##### TEXTE

L’avenir de l’intercommunalité est au cœur de la réforme des collectivités territoriales qui se prépare. Moins évoqué que la possible fusion des départements et des régions, ce dossier est pourtant d’une grande importance, car au cœur du débat sur l’évolution des finances locales.
L’intercommunalité apparaît aujourd’hui comme la nouvelle et bonne échelle de développement.
Mais, force est de constater que l’adhésion d’une commune à un EPCI à fiscalité propre peut, dans un premier temps, avoir une incidence sur sa fiscalité locale. En effet, et alors même que l’on met en avant (à juste titre) les économies et rendements d’échelle qui peuvent découler d’un regroupement de communes, il arrive dans certains cas particuliers, que ce changement se traduise pour le contribuable, par une augmentation des impôts.
La fiscalité s’intercommunalisant, les communes ayant une faible fiscalité voient leur impôt augmenter pour atteindre la moyenne des taux d’imposition des communes membres de l’EPCI .
En effet, depuis sa création et sa généralisation dans les années 1990, l’intercommunalité est présentée comme l’échelon censé permettre une meilleure cohérence de l’action locale et une plus grande efficacité grâce à des économies d’échelle.
Sa construction intervient avec pour objectif de contourner la dispersion de l’action locale au travers
de 36 000 communes. Aujourd’hui 93% des communes sont couvertes par une intercommunalité (métropole). Mais cet échelon est, en même temps, le plus critiqué : l’augmentation des impôts locaux, l’envolée des personnels et l’inflation des dépenses sans aucun contrôle démocratique sont autant d’éléments venant en soutien des réflexions.
Compte tenu des compétences transférées (développement économique, aménagement de l’espace, environnement, politique de la ville), certains impôts, taxes où autres redevances ne relèvent plus de la collectivité communale mais de l’EPCI compétente. (La taxe d’enlèvement des ordures ménagères, la contribution économique territoriale qui remplace la taxe professionnelle).
La suppression de la taxe professionnelle va peser sur les capacités financières des collectivités territoriales ainsi que sur leurs marges de manœuvre financières. Ceci devrait conduire à une réduction, de l’autonomie financière.
Plus précisément, la suppression de la taxe professionnelle entraînera des changements profonds pour toutes les collectivités territoriales. Poumon économique de la Guadeloupe, la ville de Baie-Mahault en raison des caractéristiques de sa zone industrielle et commerciale verra diminuer ses ressources financières. En effet, les entreprises les plus importantes sont dites « industrielles » et de ce fait, possèdent une part importante d’équipement biens mobiliers (EBM). La suppression de cette part EBM diminuera mécaniquement ses ressources.

##########
##### LISTE DES ENREGISTREMENTS

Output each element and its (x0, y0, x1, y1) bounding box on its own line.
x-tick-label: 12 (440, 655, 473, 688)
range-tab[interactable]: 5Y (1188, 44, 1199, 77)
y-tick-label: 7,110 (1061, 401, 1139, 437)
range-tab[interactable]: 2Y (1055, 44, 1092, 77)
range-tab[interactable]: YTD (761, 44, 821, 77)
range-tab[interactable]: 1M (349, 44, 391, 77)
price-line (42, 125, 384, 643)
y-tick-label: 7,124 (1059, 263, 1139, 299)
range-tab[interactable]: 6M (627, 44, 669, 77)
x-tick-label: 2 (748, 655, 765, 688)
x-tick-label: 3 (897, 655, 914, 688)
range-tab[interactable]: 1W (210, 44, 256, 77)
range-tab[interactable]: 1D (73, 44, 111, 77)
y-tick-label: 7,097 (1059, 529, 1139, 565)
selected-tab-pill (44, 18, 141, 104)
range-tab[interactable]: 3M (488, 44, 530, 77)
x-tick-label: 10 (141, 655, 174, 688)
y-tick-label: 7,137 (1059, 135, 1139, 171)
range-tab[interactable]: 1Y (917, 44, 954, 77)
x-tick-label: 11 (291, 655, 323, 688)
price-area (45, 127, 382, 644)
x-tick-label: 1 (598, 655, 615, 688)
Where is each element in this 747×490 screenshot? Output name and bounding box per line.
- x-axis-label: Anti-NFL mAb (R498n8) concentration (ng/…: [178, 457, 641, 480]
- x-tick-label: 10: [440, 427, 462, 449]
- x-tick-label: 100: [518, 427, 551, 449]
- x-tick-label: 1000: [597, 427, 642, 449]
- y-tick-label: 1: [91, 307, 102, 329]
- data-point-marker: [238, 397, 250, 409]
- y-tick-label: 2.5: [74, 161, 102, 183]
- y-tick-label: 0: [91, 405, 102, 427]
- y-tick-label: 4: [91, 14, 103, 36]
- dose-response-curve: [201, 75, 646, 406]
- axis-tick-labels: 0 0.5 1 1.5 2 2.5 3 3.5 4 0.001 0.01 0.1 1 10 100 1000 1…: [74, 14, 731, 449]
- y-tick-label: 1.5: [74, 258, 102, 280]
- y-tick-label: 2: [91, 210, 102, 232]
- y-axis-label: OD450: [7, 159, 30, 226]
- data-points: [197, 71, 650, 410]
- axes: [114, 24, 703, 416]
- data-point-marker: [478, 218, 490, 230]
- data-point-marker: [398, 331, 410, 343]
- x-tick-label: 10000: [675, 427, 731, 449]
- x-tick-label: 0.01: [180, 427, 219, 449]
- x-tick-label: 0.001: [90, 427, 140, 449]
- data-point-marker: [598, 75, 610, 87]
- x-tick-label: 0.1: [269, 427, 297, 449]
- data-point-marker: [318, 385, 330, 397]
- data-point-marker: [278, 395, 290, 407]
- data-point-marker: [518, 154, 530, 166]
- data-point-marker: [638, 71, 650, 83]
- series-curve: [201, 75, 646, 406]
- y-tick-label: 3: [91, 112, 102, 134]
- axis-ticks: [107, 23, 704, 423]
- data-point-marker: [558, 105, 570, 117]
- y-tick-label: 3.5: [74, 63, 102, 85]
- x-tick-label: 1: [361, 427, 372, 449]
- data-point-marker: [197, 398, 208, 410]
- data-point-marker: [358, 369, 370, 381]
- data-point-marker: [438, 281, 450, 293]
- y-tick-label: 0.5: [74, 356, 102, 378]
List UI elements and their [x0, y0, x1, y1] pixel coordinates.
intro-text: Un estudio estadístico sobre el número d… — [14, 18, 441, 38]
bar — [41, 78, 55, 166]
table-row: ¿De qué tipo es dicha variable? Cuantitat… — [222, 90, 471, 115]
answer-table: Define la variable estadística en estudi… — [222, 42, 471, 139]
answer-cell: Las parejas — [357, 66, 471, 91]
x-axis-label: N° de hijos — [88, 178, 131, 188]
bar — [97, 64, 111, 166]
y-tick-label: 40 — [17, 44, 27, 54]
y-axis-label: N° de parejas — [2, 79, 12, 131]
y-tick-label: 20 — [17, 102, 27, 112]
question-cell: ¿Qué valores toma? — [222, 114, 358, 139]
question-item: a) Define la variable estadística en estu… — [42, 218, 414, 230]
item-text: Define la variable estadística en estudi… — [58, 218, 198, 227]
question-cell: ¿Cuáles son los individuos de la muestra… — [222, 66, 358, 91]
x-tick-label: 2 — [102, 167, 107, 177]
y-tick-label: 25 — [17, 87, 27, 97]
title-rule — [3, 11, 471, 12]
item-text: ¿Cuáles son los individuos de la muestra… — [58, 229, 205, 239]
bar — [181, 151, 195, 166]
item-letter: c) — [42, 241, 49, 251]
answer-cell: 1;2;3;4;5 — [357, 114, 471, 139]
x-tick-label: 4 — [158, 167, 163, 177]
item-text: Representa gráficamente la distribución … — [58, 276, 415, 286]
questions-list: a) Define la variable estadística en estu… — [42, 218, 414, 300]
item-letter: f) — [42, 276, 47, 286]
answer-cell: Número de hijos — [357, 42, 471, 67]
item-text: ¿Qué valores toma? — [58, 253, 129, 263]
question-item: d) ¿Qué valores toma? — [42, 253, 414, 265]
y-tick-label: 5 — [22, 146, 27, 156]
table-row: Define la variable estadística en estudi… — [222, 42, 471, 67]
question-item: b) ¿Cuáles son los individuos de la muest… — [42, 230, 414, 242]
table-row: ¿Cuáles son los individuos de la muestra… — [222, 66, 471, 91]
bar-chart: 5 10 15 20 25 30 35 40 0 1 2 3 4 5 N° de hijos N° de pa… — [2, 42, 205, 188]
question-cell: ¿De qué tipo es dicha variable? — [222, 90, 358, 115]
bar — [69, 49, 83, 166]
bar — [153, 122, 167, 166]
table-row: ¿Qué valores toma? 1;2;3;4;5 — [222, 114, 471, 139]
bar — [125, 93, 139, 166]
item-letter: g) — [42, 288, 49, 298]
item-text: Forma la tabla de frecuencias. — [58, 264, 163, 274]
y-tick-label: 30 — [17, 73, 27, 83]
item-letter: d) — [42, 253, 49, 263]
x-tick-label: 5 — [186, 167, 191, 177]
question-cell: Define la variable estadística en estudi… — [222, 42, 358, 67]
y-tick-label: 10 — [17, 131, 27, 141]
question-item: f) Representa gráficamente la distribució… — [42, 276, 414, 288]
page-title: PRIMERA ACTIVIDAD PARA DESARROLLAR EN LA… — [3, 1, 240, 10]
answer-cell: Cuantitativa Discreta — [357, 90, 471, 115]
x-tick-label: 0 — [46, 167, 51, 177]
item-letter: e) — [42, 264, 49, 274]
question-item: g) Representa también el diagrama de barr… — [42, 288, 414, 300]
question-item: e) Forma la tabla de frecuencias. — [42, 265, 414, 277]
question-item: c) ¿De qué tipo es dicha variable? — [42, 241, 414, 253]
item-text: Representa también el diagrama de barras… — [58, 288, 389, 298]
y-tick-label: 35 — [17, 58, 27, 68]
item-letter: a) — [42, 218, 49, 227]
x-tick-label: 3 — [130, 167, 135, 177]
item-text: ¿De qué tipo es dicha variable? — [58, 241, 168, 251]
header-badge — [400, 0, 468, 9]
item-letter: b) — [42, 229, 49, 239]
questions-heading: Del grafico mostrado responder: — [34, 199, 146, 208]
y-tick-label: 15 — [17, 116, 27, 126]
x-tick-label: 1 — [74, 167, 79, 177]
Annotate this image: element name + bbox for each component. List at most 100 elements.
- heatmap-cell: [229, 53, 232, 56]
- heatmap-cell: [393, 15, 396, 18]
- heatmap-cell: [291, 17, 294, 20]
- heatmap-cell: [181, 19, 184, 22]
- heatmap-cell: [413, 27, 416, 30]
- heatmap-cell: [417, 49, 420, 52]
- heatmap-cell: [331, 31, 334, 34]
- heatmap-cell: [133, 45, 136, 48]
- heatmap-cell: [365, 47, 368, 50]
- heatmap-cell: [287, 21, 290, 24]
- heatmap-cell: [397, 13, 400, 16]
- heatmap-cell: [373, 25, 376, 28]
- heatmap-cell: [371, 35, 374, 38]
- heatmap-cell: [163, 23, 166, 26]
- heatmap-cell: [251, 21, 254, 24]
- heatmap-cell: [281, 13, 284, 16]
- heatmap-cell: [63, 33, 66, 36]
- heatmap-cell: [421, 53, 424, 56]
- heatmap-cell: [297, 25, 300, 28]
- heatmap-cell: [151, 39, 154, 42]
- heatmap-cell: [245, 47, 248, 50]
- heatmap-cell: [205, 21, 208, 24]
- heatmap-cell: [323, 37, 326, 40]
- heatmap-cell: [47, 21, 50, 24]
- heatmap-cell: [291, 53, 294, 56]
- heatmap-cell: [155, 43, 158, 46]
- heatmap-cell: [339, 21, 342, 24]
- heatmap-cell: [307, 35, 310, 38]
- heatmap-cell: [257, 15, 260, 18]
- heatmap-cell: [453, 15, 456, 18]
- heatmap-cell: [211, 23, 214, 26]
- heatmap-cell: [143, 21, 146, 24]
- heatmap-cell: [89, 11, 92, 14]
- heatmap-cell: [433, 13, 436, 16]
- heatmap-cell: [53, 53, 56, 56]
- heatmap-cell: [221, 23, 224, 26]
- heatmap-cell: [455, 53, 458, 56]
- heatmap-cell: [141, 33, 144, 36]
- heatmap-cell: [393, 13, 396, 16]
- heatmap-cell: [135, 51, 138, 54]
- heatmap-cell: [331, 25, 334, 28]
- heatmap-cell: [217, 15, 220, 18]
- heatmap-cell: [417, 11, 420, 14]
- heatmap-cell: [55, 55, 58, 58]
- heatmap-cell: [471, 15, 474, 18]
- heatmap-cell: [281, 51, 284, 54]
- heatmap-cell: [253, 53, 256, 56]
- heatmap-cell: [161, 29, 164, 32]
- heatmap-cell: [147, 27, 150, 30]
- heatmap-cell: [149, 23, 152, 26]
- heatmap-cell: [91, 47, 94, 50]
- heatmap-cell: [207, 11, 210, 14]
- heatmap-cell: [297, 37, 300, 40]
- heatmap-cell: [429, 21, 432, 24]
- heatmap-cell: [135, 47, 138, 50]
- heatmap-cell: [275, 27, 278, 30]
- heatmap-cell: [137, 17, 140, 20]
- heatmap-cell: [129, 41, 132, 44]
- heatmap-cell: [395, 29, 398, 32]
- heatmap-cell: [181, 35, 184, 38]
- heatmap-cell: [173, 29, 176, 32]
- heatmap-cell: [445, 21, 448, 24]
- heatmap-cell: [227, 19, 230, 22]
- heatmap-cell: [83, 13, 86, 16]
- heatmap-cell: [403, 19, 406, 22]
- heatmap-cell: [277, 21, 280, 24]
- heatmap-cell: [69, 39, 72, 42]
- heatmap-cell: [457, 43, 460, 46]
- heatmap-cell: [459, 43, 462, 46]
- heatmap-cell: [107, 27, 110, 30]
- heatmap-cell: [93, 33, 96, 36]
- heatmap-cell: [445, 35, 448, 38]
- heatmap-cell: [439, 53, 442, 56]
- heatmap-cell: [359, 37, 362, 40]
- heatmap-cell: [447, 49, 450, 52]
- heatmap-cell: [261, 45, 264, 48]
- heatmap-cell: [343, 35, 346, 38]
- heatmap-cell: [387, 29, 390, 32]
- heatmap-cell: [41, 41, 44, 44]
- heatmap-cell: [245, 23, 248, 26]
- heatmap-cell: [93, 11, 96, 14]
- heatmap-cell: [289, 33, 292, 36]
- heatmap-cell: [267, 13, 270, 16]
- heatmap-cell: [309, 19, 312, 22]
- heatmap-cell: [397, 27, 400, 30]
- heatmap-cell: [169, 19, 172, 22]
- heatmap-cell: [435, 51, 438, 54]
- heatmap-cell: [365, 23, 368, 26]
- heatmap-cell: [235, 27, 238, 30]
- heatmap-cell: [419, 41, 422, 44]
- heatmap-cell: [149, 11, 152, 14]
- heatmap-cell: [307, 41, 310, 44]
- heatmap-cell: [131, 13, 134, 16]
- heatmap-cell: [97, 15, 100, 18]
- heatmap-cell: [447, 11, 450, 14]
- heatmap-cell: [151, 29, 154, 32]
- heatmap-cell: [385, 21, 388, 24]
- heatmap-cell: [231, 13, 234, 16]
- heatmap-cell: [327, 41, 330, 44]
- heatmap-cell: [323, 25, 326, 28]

##########

## [EXERCICES À RÉALISER]
A - Quelle ville le texte sur l'intercommunalité qualifie-t-il de « poumon économique de la Guadeloupe » ?
B - Prolongez le texte sur l'intercommunalité au-delà de sa dernière phrase.
Les enregistrements n'interviennent aucunement dans ce travail.

## [RÉPONSES ATTENDUES]
A - La ville de Baie-Mahault.

B -
Les nouvelles implantations d’entreprises industrielles classiques ne seront plus aussi bénéfiques pour les collectivités. Enfin, une grande incertitude plane également sur le mode de compensation de l’Etat qui, du moins à ce stade de la réforme, demeure fixe, et supprime donc la dynamique des bases de la taxe professionnelle observée ces dernières années.
Parallèlement, l’inflation normative (obligation de mise aux normes sismiques, sécurité, accessibilité,…) fait peser de plus en plus de contraintes sur les budgets des collectivités territoriales qui voient exploser le coût de leurs projets. Enfin, le niveau d’exigence croissant des usagers vis-à-vis de la qualité du service rendu (environnement, écoles, infrastructures routières,…) achève de consommer les fonds publics mis à disposition.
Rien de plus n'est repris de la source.